**Brief**
Filter the data below for the string "phối" and copy each matching line.

**Saved entries**
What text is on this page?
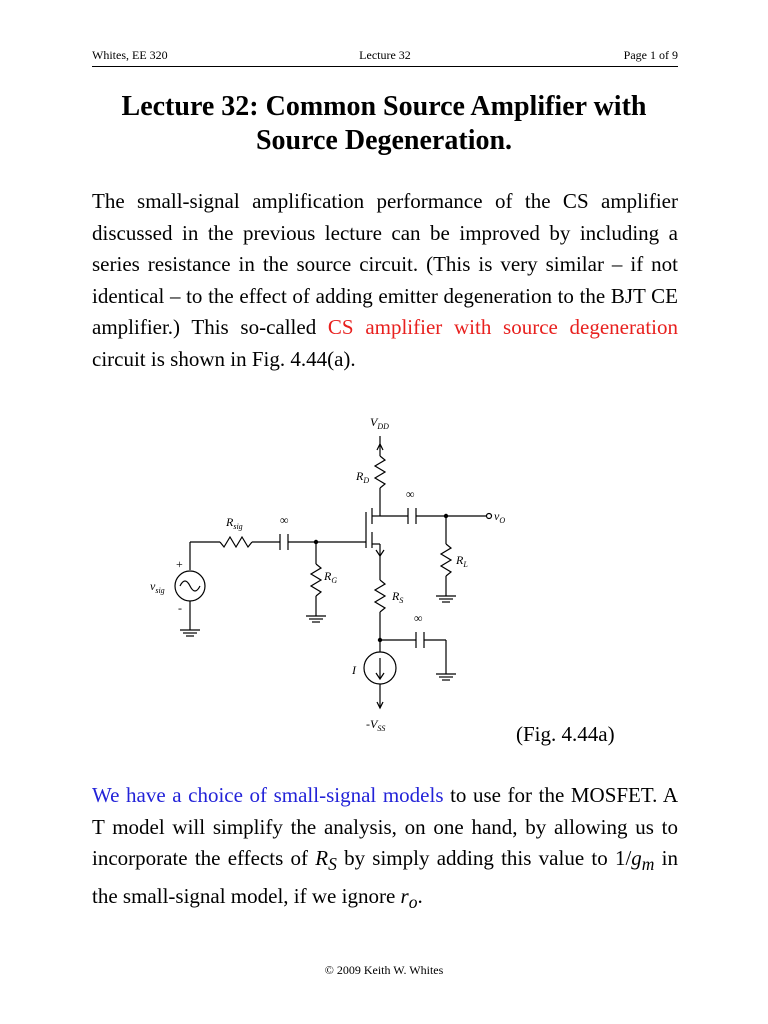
Whites, EE 320	Lecture 32	Page 1 of 9
Lecture 32: Common Source Amplifier with
Source Degeneration.

The small-signal amplification performance of the CS amplifier discussed in the previous lecture can be improved by including a series resistance in the source circuit. (This is very similar – if not identical – to the effect of adding emitter degeneration to the BJT CE amplifier.) This so-called CS amplifier with source degeneration circuit is shown in Fig. 4.44(a).

VDD
RD
∞
vO
RL
∞
Rsig
RG
+
-
vsig	RS
∞
I
-VSS	(Fig. 4.44a)

We have a choice of small-signal models to use for the MOSFET. A T model will simplify the analysis, on one hand, by allowing us to incorporate the effects of $R_S$ by simply adding this value to $1/g_m$ in the small-signal model, if we ignore $r_o$.

© 2009 Keith W. Whites
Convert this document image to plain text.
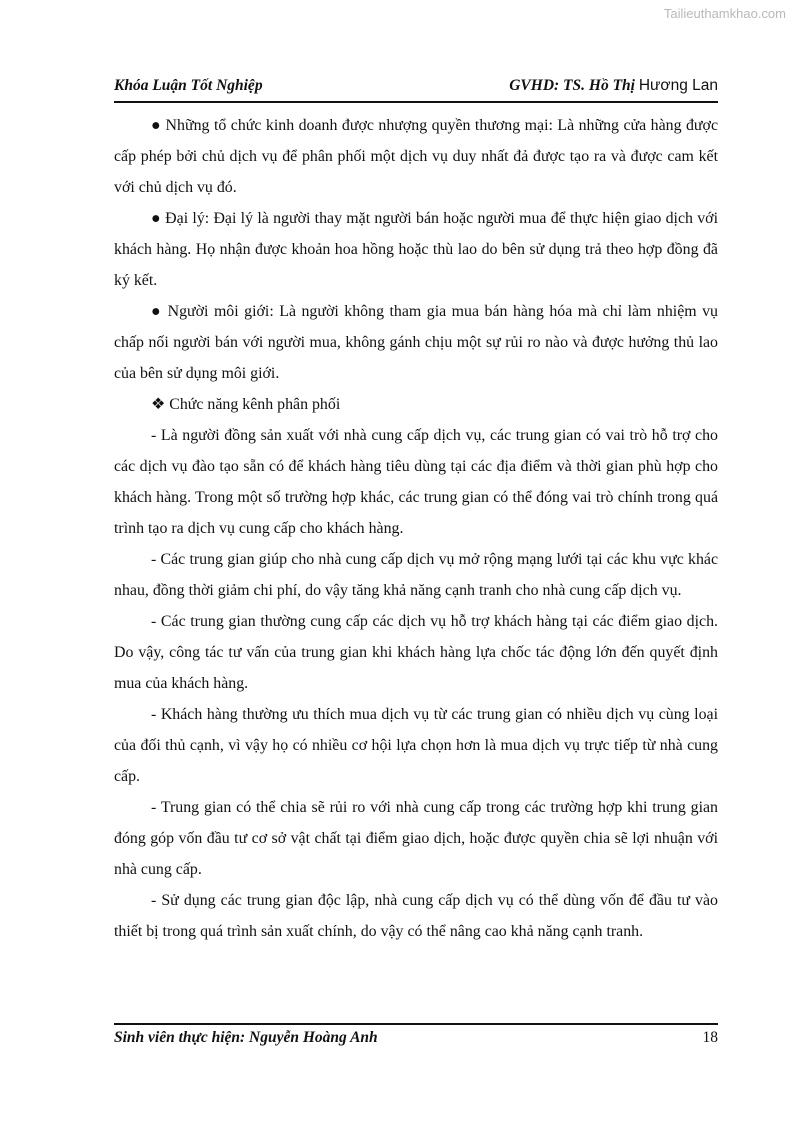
Tailieuthamkhao.com
Khóa Luận Tốt Nghiệp	GVHD: TS. Hồ Thị Hương Lan

● Những tổ chức kinh doanh được nhượng quyền thương mại: Là những cửa hàng được cấp phép bởi chủ dịch vụ để phân phối một dịch vụ duy nhất đả được tạo ra và được cam kết với chủ dịch vụ đó.

● Đại lý: Đại lý là người thay mặt người bán hoặc người mua để thực hiện giao dịch với khách hàng. Họ nhận được khoản hoa hồng hoặc thù lao do bên sử dụng trả theo hợp đồng đã ký kết.

● Người môi giới: Là người không tham gia mua bán hàng hóa mà chỉ làm nhiệm vụ chấp nối người bán với người mua, không gánh chịu một sự rủi ro nào và được hưởng thủ lao của bên sử dụng môi giới.

❖ Chức năng kênh phân phối

- Là người đồng sản xuất với nhà cung cấp dịch vụ, các trung gian có vai trò hỗ trợ cho các dịch vụ đào tạo sẵn có để khách hàng tiêu dùng tại các địa điểm và thời gian phù hợp cho khách hàng. Trong một số trường hợp khác, các trung gian có thể đóng vai trò chính trong quá trình tạo ra dịch vụ cung cấp cho khách hàng.

- Các trung gian giúp cho nhà cung cấp dịch vụ mở rộng mạng lưới tại các khu vực khác nhau, đồng thời giảm chi phí, do vậy tăng khả năng cạnh tranh cho nhà cung cấp dịch vụ.

- Các trung gian thường cung cấp các dịch vụ hỗ trợ khách hàng tại các điểm giao dịch. Do vậy, công tác tư vấn của trung gian khi khách hàng lựa chốc tác động lớn đến quyết định mua của khách hàng.

- Khách hàng thường ưu thích mua dịch vụ từ các trung gian có nhiều dịch vụ cùng loại của đối thủ cạnh, vì vậy họ có nhiều cơ hội lựa chọn hơn là mua dịch vụ trực tiếp từ nhà cung cấp.

- Trung gian có thể chia sẽ rủi ro với nhà cung cấp trong các trường hợp khi trung gian đóng góp vốn đầu tư cơ sở vật chất tại điểm giao dịch, hoặc được quyền chia sẽ lợi nhuận với nhà cung cấp.

- Sử dụng các trung gian độc lập, nhà cung cấp dịch vụ có thể dùng vốn để đầu tư vào thiết bị trong quá trình sản xuất chính, do vậy có thể nâng cao khả năng cạnh tranh.

Sinh viên thực hiện: Nguyễn Hoàng Anh	18
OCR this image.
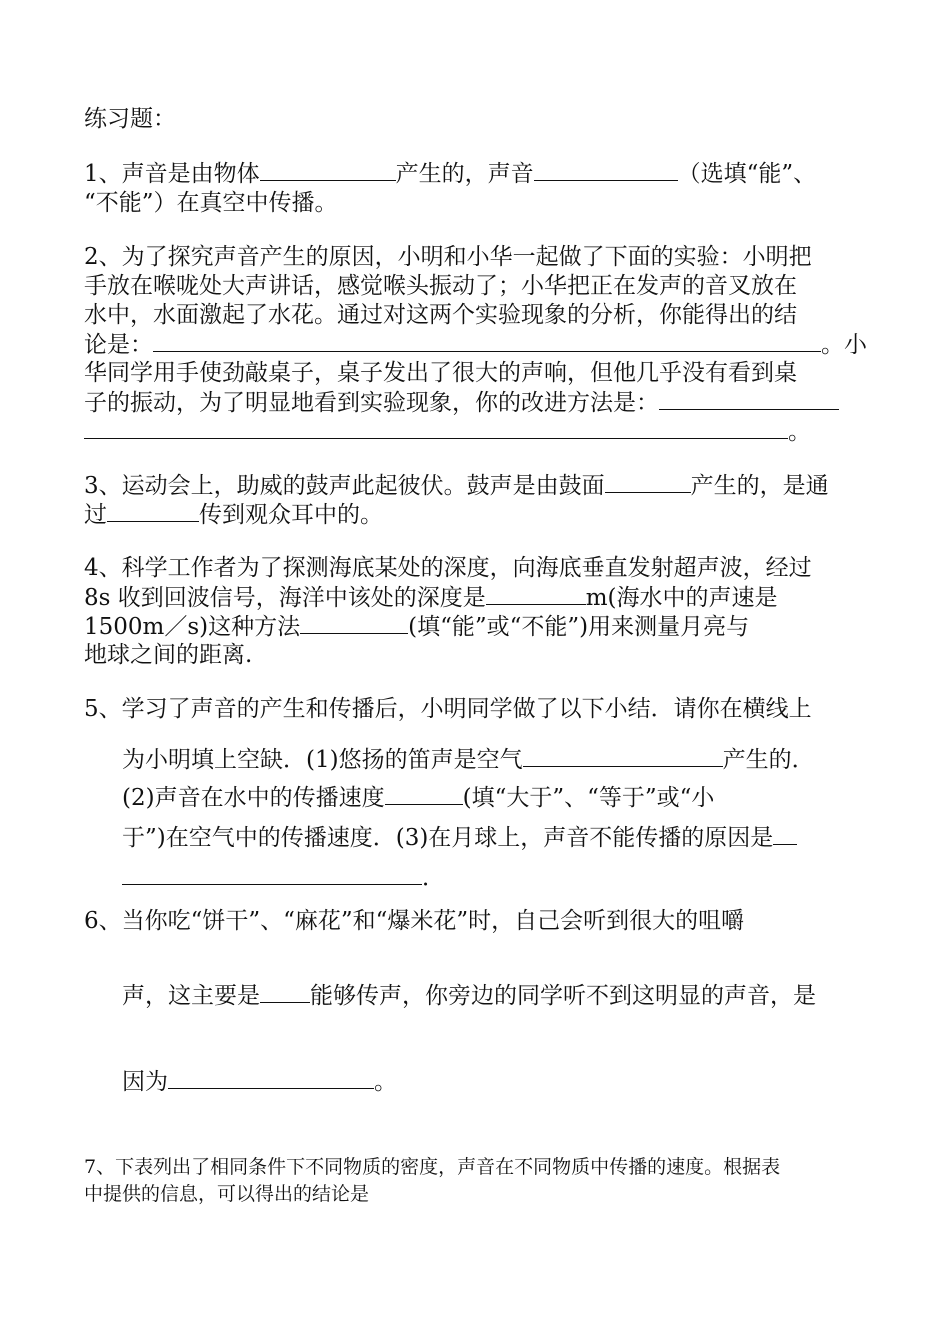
练习题：
1、声音是由物体	产生的，声音	（选填“能”、
“不能”）在真空中传播。
2、为了探究声音产生的原因，小明和小华一起做了下面的实验：小明把
手放在喉咙处大声讲话，感觉喉头振动了；小华把正在发声的音叉放在
水中，水面激起了水花。通过对这两个实验现象的分析，你能得出的结
论是：	。小
华同学用手使劲敲桌子，桌子发出了很大的声响，但他几乎没有看到桌
子的振动，为了明显地看到实验现象，你的改进方法是：
。
3、运动会上，助威的鼓声此起彼伏。鼓声是由鼓面	产生的，是通
过	传到观众耳中的。
4、科学工作者为了探测海底某处的深度，向海底垂直发射超声波，经过
8s 收到回波信号，海洋中该处的深度是	m(海水中的声速是
1500m／s)这种方法	(填“能”或“不能”)用来测量月亮与
地球之间的距离.
5、学习了声音的产生和传播后，小明同学做了以下小结．请你在横线上
为小明填上空缺．(1)悠扬的笛声是空气	产生的．
(2)声音在水中的传播速度	(填“大于”、“等于”或“小
于”)在空气中的传播速度．(3)在月球上，声音不能传播的原因是
．
6、当你吃“饼干”、“麻花”和“爆米花”时，自己会听到很大的咀嚼
声，这主要是 能够传声，你旁边的同学听不到这明显的声音，是
因为	。
7、下表列出了相同条件下不同物质的密度，声音在不同物质中传播的速度。根据表
中提供的信息，可以得出的结论是
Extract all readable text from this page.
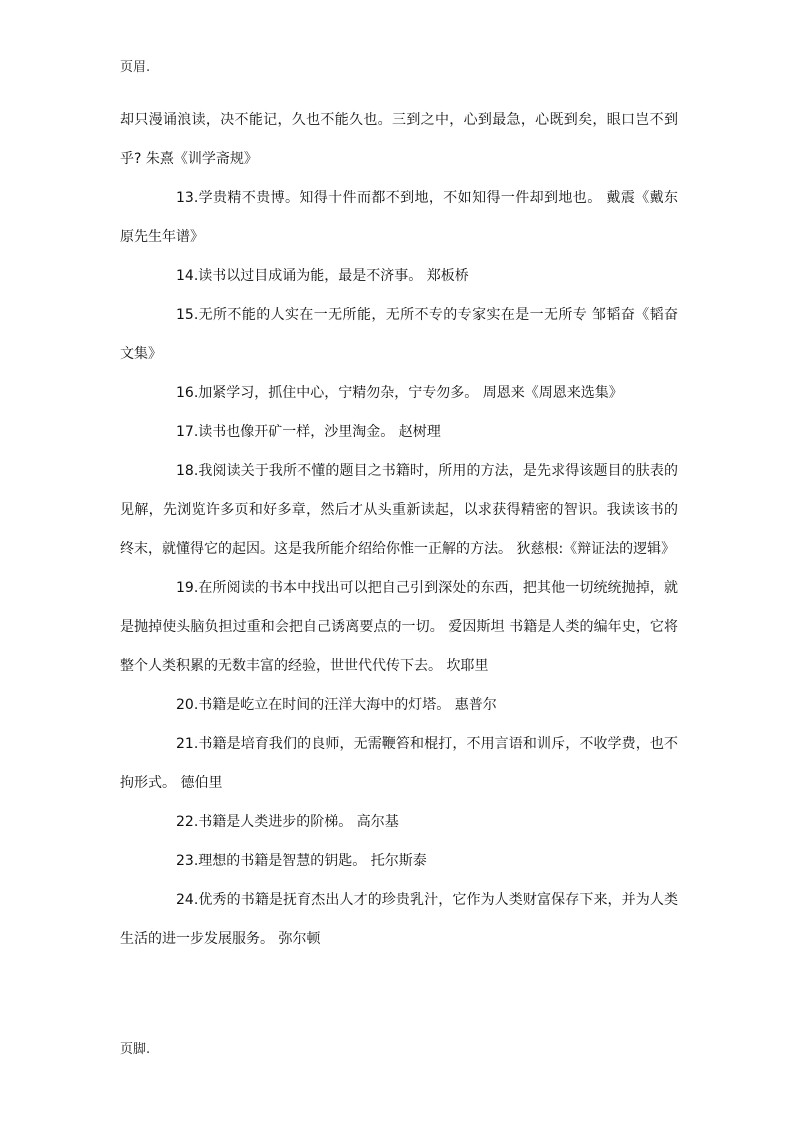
页眉.

却只漫诵浪读，决不能记，久也不能久也。三到之中，心到最急，心既到矣，眼口岂不到乎? 朱熹《训学斋规》

13.学贵精不贵博。知得十件而都不到地，不如知得一件却到地也。 戴震《戴东原先生年谱》

14.读书以过目成诵为能，最是不济事。 郑板桥

15.无所不能的人实在一无所能，无所不专的专家实在是一无所专 邹韬奋《韬奋文集》

16.加紧学习，抓住中心，宁精勿杂，宁专勿多。 周恩来《周恩来选集》

17.读书也像开矿一样，沙里淘金。 赵树理

18.我阅读关于我所不懂的题目之书籍时，所用的方法，是先求得该题目的肤表的见解，先浏览许多页和好多章，然后才从头重新读起，以求获得精密的智识。我读该书的终末，就懂得它的起因。这是我所能介绍给你惟一正解的方法。 狄慈根:《辩证法的逻辑》

19.在所阅读的书本中找出可以把自己引到深处的东西，把其他一切统统抛掉，就是抛掉使头脑负担过重和会把自己诱离要点的一切。 爱因斯坦 书籍是人类的编年史，它将整个人类积累的无数丰富的经验，世世代代传下去。 坎耶里

20.书籍是屹立在时间的汪洋大海中的灯塔。 惠普尔

21.书籍是培育我们的良师，无需鞭笞和棍打，不用言语和训斥，不收学费，也不拘形式。 德伯里

22.书籍是人类进步的阶梯。 高尔基

23.理想的书籍是智慧的钥匙。 托尔斯泰

24.优秀的书籍是抚育杰出人才的珍贵乳汁，它作为人类财富保存下来，并为人类生活的进一步发展服务。 弥尔顿

页脚.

**Response**
● Những tổ chức kinh doanh được nhượng quyền thương mại: Là những cửa hàng được cấp phép bởi chủ dịch vụ để phân phối một dịch vụ duy nhất đả được tạo ra và được cam kết với chủ dịch vụ đó.
❖ Chức năng kênh phân phối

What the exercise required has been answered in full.